Some records
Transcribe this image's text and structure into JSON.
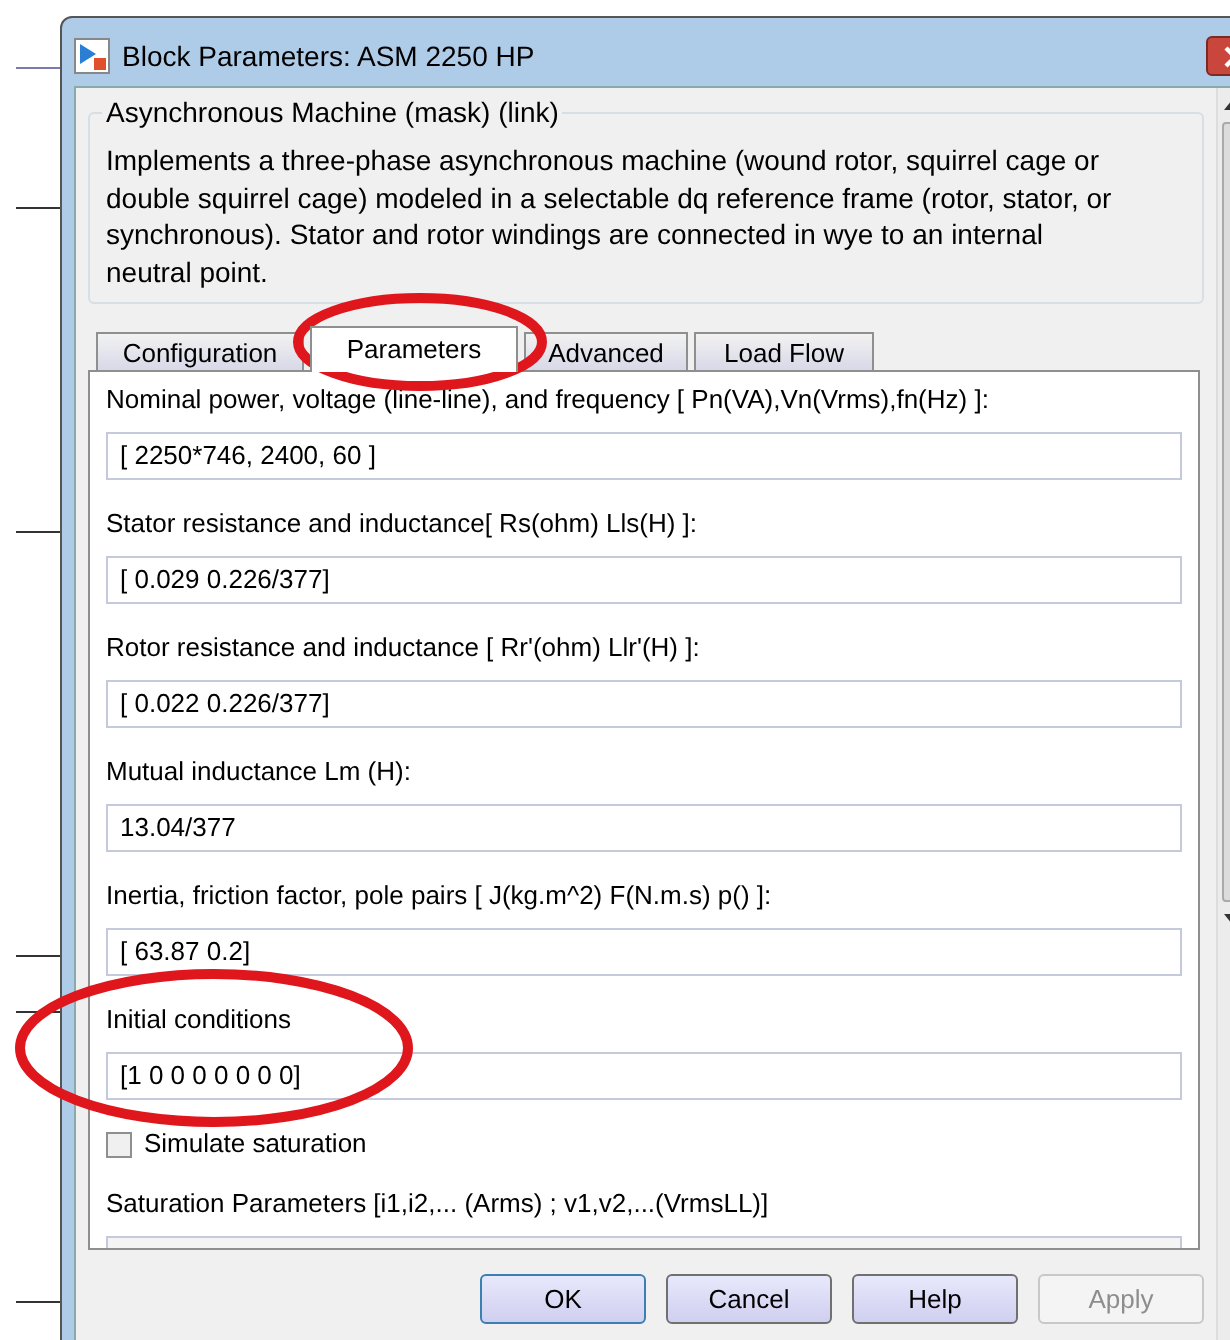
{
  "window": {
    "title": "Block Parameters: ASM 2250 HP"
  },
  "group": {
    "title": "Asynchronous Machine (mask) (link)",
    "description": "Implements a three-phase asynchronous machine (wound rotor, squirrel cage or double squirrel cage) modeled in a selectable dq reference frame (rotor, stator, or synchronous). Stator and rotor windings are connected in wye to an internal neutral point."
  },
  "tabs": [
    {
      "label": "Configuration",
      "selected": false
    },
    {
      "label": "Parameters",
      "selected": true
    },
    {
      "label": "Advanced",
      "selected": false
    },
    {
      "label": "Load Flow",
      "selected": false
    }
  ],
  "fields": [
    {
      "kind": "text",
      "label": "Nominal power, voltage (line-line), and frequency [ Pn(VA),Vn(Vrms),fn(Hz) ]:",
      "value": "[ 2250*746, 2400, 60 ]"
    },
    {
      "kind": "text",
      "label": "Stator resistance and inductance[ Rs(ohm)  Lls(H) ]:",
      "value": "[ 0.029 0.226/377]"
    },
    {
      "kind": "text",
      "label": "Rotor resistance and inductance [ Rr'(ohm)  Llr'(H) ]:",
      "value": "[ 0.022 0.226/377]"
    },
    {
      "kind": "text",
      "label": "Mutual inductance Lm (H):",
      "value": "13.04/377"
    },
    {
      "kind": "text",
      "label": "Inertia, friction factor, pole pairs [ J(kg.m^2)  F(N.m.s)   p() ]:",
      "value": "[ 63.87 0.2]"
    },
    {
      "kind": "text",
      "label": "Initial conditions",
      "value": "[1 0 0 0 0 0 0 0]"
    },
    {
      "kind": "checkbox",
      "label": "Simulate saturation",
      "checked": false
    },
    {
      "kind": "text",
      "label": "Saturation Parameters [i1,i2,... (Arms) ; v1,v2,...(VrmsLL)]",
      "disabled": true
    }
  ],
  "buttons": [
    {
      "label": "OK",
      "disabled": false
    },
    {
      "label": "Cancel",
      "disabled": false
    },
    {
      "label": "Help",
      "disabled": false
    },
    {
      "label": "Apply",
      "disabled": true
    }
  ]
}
==
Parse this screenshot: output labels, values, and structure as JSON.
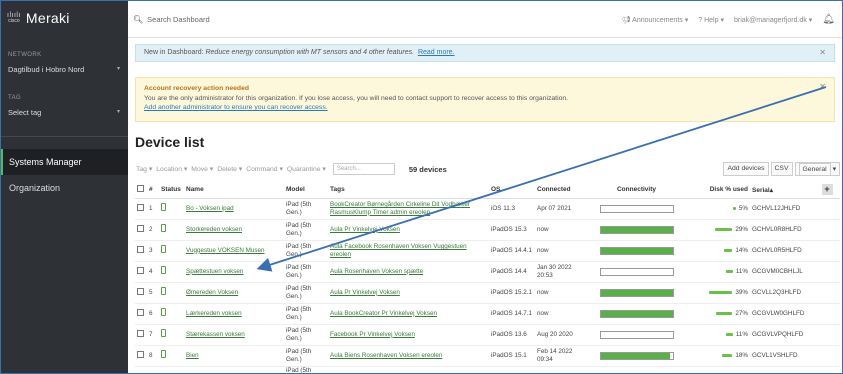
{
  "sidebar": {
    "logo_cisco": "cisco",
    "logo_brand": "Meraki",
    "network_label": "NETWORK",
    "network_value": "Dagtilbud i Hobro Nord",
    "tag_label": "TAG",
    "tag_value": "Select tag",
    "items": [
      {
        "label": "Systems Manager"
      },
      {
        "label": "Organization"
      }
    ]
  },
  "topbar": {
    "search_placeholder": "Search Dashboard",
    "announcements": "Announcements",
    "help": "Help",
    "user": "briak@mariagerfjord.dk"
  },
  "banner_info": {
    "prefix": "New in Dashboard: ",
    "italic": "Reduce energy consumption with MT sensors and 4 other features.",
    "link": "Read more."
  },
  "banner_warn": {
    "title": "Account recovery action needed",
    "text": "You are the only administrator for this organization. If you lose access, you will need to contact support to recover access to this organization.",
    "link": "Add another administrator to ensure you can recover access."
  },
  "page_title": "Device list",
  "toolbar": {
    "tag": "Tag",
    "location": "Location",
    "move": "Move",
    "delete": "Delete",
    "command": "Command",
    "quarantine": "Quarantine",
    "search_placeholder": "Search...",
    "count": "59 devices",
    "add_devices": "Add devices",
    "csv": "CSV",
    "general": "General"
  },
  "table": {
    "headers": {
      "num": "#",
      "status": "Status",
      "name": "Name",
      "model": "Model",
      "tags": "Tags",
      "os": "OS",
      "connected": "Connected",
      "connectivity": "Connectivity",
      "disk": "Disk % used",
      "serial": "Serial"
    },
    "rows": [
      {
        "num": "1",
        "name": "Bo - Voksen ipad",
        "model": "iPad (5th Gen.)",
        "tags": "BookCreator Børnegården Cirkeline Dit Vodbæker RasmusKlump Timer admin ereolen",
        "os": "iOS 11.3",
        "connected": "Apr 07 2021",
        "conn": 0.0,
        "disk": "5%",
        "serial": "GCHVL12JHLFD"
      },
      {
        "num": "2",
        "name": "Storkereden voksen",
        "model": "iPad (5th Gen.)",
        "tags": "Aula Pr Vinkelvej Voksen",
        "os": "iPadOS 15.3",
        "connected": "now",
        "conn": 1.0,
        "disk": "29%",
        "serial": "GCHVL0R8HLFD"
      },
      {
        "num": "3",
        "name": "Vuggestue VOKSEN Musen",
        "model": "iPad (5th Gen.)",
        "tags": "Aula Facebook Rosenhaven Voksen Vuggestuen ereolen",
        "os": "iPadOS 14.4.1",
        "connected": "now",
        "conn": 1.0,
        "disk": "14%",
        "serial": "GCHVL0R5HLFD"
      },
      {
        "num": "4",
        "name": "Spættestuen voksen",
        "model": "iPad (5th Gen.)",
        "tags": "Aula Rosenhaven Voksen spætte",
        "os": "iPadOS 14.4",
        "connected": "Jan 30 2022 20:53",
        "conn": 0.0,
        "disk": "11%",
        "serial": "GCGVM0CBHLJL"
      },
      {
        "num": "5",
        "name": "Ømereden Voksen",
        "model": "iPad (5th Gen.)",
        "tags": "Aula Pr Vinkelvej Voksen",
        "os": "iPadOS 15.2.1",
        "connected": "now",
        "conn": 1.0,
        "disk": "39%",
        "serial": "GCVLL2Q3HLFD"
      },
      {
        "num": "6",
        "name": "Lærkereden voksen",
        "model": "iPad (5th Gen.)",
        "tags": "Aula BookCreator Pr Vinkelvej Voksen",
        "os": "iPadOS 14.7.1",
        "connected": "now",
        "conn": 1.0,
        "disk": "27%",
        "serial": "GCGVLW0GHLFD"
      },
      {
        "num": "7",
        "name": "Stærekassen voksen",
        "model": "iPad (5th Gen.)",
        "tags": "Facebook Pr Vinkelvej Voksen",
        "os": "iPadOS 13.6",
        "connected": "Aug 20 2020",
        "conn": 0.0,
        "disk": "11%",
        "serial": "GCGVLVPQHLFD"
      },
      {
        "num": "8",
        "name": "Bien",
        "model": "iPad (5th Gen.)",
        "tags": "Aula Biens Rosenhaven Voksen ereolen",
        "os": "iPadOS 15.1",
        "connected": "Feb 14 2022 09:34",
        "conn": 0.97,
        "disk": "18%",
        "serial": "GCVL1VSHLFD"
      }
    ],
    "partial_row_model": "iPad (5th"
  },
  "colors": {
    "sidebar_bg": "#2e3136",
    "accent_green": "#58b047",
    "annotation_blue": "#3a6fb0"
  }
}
==
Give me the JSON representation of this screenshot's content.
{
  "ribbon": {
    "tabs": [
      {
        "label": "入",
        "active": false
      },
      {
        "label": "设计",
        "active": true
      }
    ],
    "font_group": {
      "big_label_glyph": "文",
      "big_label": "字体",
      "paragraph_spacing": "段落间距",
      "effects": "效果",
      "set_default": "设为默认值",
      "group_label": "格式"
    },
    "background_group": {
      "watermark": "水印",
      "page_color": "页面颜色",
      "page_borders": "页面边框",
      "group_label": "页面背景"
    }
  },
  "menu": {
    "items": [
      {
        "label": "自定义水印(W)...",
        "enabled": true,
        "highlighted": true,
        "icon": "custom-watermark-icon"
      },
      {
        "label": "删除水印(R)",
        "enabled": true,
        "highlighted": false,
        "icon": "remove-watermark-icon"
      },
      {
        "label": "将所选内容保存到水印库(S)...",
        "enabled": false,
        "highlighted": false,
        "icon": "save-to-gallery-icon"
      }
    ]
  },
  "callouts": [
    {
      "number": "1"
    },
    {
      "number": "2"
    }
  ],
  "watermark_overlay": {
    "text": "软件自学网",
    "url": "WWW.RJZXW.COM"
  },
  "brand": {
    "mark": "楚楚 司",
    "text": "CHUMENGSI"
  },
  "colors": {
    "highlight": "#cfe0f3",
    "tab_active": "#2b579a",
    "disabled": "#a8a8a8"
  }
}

**Instructions to follow**
From the listing above, copy every line that holds the string "true".

**Solution for this exercise**
      "selected": true
      "disabled": true
      "disabled": true
        "active": true
        "enabled": true,
        "highlighted": true,
        "enabled": true,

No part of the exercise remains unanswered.